• VORGEGEBENER TEXT
================
Gericht: Bayerisches Oberstes Landesgericht
Beschluss verkündet am 30.10.2001
Aktenzeichen: 1 ObOWi 516/01
Rechtsgebiete: StPO, OWiG


Vorschriften:

StPO § 341 Abs. 1
StPO § 346 Abs. 1
StPO § 347 Abs. 2
StPO § 349 Abs. 1
OWiG § 79 Abs. 1 Satz 1 Nr. 1
OWiG § 79 Abs. 1 Satz 2
OWiG § 79 Abs. 3 Satz 1
OWiG § 80 Abs. 1
OWiG § 80 Abs. 3 Satz 1
OWiG § 80 Abs. 4
Zur Frage, ob das Rechtsbeschwerdegericht über eine unmittelbar bei ihm eingelegte unzulässige Rechtsbeschwerde selbst entscheiden kann.
Tatbestand:

Der Betroffene fuhr am 28.10.2000 um 16.31 Uhr als Führer eines Pkws auf der D.straße in M. in westlicher Richtung. An der Kreuzung zur B.straße fuhr er über die Haltlinie der dortigen Lichtzeichenanlage, obwohl diese für ihn bereits seit ca. drei Sekunden Rotlicht zeigte. Der Betroffene hätte den Rotlichtverstoß bei Anwendung der gebotenen Sorgfalt erkennen und vermeiden können.

Das Amtsgericht verurteilte den Betroffenen am 24.4.2001 wegen fahrlässiger Nichtbeachtung einer länger als eine Sekunde andauernden Rotlichtphase zur Geldbuße von 500 DM; von der Verhängung des im Bußgeldbescheid ausgesprochenen Fahrverbots hat es abgesehen.
================
• AUFGABENSTELLUNG
Setzen Sie den Gerichtsbeschluss zum Rotlichtverstoß im Anschluss an seinen letzten Satz fort.

• ENTNOMMENES MATERIAL
================
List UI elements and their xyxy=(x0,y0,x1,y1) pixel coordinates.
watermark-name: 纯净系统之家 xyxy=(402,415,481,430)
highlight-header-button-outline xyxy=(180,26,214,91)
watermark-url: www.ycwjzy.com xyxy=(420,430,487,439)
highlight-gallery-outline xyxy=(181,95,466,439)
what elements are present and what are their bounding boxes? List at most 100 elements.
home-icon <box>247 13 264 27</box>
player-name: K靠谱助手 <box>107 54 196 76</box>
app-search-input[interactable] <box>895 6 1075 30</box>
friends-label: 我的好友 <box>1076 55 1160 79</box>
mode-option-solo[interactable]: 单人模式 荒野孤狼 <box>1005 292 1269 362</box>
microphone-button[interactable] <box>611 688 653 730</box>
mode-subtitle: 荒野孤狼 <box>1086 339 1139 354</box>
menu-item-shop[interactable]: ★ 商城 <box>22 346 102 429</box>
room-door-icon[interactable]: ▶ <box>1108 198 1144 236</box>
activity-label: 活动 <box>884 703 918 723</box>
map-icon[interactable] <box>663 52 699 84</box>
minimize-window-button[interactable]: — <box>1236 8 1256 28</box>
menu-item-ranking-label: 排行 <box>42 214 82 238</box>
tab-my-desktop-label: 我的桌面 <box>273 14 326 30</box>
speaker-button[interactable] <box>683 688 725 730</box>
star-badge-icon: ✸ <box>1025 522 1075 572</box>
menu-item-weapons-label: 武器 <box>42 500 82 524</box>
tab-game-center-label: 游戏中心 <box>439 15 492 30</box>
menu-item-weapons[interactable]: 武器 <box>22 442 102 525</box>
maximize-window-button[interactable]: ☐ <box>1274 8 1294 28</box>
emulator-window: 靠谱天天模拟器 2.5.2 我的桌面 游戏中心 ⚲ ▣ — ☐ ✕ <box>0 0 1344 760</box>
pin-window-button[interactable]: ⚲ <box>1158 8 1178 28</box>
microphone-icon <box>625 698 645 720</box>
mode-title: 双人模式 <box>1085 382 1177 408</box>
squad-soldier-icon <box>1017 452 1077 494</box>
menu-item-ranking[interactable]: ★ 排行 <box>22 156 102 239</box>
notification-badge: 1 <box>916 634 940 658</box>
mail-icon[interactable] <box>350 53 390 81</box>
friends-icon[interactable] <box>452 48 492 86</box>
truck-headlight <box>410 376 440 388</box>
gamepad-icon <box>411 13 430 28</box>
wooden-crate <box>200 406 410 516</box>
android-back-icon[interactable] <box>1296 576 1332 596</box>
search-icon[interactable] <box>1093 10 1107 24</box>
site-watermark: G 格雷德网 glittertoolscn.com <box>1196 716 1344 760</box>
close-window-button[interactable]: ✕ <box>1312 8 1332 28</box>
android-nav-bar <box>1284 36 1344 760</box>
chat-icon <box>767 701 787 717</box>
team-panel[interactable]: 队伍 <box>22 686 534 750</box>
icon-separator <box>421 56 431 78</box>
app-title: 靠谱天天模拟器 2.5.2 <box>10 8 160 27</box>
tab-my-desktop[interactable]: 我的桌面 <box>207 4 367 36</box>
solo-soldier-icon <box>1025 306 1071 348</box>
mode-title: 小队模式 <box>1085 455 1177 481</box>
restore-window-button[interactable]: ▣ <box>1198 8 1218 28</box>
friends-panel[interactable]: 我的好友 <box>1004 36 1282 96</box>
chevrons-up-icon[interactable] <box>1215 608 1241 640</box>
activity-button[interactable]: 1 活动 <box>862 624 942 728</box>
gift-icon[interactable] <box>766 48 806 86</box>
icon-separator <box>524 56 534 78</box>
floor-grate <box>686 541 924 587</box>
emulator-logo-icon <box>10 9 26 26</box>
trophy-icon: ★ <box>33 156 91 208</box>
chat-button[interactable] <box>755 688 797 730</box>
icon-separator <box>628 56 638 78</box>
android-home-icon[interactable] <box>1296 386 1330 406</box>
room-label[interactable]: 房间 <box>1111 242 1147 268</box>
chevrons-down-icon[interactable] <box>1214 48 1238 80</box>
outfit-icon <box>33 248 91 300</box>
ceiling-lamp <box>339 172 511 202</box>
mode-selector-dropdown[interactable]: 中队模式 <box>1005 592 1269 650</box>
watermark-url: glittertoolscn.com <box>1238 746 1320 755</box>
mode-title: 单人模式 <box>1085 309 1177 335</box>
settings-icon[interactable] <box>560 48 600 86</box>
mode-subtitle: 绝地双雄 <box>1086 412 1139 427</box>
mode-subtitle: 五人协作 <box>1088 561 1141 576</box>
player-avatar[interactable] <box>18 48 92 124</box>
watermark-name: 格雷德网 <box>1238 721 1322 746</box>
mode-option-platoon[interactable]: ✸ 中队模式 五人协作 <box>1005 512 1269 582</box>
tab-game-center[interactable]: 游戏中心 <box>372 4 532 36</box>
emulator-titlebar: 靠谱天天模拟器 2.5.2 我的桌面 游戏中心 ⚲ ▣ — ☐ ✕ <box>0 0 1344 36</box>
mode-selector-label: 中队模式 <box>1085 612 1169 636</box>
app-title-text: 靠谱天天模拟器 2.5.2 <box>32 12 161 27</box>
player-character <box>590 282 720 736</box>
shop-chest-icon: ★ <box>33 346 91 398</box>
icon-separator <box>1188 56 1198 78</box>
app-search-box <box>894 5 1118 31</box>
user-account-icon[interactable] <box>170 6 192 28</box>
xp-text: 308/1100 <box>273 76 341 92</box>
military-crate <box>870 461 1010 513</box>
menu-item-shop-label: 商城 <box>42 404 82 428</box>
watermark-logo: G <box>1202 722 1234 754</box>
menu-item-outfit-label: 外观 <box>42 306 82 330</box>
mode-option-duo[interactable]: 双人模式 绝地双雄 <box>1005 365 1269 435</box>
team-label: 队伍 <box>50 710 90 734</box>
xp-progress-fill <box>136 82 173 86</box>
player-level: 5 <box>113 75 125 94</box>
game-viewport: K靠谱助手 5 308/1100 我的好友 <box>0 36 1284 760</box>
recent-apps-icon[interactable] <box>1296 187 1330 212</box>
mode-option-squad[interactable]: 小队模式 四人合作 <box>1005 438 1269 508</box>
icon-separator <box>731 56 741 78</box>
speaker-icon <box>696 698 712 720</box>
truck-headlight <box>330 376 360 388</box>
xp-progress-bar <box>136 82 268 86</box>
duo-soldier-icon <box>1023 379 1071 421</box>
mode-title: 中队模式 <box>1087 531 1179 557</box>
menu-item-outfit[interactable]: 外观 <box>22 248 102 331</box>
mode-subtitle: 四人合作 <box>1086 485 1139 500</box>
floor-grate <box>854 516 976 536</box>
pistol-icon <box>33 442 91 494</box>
================
• LÖSUNG
Das Urteil ist in Gegenwart des Betroffenen verkündet worden. Die Akten sind anschließend - vor Absetzung der schriftlichen Urteilsbegründung - der Staatsanwaltschaft mit der Anfrage zugeleitet worden, ob auf Rechtsmittel verzichtet werde, und dort am 27.4.2001 eingegangen. Am 2.5.2001 hat die Staatsanwaltschaft gegen das Urteil Rechtsbeschwerde eingelegt und diese vorweg mit der Rüge der Verletzung materiellen Rechts begründet. Nachdem das mit Gründen versehene Urteil der Staatsanwaltschaft am 30.5.2001 zugestellt worden war, hat die Staatsanwaltschaft ihr Rechtsmittel auf den Rechtsfolgenausspruch beschränkt; sie beanstandete mit der Sachrüge, dass das Amtsgericht kein Fahrverbot ausgesprochen hat.

Mit an das Bayerische Oberste Landesgericht gerichtetem Schreiben vom 8.10.2001, eingegangen am 9.10.2001, hat der Betroffene seinerseits "alle Rechtsmittel" eingelegt.

Nur das Rechtsmittel der Staatsanwaltschaft hatte Erfolg.

Gründe:

1. Das Schreiben des Betroffenen vom 8.10.2001, mit dem er sich gegen seine Verurteilung wegen des Rotlichtverstoßes wehrt und einen "gänzlichen Freispruch" beantragt, ist nach § 300 StPO i.V.m. § 46 Abs. 1 OWiG als Antrag auf Zulassung der Rechtsbeschwerde zu behandeln, da dem Betroffenen nur dieses Rechtsmittel gegen das Urteil vom 24.4.2001 zusteht (§ 79 Abs. 1 Satz 1 Nr. 1, Satz 2, § 80 Abs. 1 OWiG; vgl. OLG Celle VRS 96, 287).

a) Über die von beiden Verfahrensbeteiligten eingelegten Rechtsmittel hat der Senat einheitlich in der Besetzung mit drei Richtern zu entscheiden (vgl. BayObLGSt 1998, 137; ferner Senatsbeschluss vom 27.4.2001 - 1 ObOWi 182/01).

b) Der Senat ist auch befugt, über den Zulassungsantrag zu entscheiden, obwohl dieser nicht wie vorgeschrieben beim Amtsgericht eingelegt (§ 341 Abs. 1 StPO i.V.m. § 79 Abs. 3 Satz 1, § 80 Abs. 3 Satz 1 OWiG) und nicht nach § 347 Abs. 2 StPO i.V.m. § 80 Abs. 4 Satz 2 OWiG vorgelegt worden ist.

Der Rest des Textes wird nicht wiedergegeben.